*** Data records ***
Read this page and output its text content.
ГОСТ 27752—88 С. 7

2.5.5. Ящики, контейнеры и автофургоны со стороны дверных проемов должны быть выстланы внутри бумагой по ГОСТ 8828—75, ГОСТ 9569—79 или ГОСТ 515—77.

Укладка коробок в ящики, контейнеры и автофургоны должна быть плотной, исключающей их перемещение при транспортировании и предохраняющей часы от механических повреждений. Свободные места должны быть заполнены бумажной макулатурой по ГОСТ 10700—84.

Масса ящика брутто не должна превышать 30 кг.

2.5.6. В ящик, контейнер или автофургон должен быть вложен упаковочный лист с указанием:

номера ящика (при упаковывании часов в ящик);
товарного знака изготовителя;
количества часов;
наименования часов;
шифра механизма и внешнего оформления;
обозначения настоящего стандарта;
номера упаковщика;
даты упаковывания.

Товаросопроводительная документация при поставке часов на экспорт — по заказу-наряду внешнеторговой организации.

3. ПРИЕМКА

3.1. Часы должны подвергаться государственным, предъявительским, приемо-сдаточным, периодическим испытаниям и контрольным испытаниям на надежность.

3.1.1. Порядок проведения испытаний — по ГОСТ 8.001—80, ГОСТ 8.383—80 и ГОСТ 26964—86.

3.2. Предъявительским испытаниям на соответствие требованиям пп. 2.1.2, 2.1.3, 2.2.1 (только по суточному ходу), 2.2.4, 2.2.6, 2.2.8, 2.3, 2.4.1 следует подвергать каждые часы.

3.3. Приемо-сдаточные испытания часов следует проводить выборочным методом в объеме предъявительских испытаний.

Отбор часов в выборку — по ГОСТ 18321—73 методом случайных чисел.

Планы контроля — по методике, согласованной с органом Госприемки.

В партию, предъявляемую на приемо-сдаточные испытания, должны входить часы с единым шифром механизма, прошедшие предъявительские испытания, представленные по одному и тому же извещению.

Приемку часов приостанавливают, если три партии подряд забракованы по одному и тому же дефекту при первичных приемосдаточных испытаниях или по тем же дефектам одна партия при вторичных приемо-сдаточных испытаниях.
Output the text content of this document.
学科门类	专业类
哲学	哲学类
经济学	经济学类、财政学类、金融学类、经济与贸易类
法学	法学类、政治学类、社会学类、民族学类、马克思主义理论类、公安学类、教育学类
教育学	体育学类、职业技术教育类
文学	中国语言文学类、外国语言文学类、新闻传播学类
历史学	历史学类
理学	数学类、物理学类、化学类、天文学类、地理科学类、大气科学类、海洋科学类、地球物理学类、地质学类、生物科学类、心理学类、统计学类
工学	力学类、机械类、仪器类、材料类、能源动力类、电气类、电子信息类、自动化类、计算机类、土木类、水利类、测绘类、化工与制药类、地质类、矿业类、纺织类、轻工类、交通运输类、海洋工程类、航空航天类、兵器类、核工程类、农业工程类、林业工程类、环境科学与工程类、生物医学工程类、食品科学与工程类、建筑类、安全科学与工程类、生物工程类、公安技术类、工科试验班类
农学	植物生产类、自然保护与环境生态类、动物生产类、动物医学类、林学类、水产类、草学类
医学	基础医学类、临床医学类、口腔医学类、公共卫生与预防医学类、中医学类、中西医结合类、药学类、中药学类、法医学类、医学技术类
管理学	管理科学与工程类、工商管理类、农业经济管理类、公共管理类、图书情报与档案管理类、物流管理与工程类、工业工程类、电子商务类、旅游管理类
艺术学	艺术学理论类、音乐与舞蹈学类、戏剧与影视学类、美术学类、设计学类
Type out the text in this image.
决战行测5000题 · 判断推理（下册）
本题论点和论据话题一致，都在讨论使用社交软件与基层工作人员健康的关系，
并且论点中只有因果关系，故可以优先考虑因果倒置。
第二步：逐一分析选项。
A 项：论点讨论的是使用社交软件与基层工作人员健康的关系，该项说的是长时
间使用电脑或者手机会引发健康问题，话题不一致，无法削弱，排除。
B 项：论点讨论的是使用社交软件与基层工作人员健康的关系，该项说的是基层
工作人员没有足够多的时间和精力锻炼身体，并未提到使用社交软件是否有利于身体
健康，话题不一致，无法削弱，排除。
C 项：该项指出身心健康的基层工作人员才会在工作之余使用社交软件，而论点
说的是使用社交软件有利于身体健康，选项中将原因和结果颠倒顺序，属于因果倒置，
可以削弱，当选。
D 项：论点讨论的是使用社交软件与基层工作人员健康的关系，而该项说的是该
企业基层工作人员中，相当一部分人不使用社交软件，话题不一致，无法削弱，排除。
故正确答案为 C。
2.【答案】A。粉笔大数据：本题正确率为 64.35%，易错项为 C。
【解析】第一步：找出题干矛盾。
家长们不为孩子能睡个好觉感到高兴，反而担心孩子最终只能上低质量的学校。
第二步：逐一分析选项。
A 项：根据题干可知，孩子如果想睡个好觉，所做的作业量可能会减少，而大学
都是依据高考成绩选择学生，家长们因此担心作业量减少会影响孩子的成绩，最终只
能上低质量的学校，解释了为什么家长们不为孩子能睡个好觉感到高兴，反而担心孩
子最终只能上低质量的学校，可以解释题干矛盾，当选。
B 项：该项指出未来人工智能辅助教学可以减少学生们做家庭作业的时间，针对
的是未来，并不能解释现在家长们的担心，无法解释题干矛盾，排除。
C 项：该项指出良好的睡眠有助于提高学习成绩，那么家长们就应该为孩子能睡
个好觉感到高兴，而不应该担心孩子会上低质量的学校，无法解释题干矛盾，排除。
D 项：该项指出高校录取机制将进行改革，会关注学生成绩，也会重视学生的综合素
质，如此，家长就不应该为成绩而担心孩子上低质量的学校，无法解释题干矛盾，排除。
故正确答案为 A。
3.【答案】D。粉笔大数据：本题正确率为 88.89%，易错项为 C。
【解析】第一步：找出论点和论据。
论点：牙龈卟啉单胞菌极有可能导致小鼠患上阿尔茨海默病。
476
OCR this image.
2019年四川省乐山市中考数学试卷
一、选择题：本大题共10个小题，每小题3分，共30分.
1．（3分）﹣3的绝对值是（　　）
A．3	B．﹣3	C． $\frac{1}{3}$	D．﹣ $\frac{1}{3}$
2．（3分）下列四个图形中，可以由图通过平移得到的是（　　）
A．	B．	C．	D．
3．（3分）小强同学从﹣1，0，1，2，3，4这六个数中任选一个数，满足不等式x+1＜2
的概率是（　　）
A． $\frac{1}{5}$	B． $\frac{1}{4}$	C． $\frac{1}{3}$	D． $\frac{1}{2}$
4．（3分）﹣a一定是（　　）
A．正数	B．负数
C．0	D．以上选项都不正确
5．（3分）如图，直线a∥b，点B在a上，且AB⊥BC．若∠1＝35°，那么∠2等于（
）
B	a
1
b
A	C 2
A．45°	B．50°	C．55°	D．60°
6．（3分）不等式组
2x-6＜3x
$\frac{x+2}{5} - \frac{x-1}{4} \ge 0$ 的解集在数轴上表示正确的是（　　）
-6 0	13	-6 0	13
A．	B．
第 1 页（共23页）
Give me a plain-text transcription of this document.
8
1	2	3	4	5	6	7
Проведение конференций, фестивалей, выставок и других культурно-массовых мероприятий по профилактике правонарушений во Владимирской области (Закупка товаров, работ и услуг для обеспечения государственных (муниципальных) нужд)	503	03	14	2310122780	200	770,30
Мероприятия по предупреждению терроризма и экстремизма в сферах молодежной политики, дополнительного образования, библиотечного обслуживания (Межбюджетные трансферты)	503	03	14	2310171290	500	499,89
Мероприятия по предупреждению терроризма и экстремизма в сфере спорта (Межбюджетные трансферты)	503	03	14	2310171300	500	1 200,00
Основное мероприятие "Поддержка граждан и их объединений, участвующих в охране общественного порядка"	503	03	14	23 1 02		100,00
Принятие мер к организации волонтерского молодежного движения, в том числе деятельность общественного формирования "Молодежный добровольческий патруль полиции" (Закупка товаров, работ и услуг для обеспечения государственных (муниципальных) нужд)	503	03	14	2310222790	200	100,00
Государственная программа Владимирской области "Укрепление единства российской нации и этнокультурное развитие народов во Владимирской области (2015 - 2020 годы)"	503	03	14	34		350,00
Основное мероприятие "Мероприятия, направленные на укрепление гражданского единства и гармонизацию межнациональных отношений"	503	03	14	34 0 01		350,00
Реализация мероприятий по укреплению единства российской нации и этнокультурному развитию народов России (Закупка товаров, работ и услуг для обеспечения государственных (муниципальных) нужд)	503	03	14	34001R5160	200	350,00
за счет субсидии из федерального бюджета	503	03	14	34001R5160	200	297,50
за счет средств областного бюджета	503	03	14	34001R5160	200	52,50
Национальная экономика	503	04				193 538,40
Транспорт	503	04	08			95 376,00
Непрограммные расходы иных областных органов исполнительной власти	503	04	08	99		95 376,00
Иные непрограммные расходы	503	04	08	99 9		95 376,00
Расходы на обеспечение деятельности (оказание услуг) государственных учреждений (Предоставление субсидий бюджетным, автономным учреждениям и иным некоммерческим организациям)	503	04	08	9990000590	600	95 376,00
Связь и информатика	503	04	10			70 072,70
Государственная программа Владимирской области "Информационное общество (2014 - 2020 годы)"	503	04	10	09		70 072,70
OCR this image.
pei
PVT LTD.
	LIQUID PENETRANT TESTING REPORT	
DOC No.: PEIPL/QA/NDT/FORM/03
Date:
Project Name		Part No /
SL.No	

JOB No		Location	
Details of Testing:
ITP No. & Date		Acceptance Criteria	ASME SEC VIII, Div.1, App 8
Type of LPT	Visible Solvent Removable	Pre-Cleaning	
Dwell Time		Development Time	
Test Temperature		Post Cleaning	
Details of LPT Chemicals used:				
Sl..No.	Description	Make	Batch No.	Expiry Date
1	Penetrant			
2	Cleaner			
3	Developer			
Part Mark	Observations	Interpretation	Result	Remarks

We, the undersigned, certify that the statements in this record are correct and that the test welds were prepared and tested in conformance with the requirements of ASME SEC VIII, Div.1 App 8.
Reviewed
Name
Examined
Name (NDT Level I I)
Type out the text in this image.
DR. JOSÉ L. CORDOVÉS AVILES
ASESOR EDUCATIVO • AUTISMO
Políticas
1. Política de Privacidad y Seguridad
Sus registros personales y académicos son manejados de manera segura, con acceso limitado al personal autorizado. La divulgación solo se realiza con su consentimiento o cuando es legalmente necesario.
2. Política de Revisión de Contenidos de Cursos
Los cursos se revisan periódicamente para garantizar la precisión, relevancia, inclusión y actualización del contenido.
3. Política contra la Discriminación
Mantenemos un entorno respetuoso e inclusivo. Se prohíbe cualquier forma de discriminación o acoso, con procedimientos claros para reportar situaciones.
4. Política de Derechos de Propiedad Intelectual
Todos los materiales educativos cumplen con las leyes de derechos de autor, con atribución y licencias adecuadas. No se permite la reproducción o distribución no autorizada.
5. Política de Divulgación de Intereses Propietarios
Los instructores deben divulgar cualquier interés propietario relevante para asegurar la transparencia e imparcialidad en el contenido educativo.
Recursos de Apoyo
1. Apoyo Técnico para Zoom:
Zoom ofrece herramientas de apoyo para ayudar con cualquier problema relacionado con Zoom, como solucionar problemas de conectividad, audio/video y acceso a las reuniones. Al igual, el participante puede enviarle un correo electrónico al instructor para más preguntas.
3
***
◆ **What is needed**:
Using the records above, gather all lines where the string "content" is present.

◆ **The response**:
Read this page and output its text content.
Output the text content of this document.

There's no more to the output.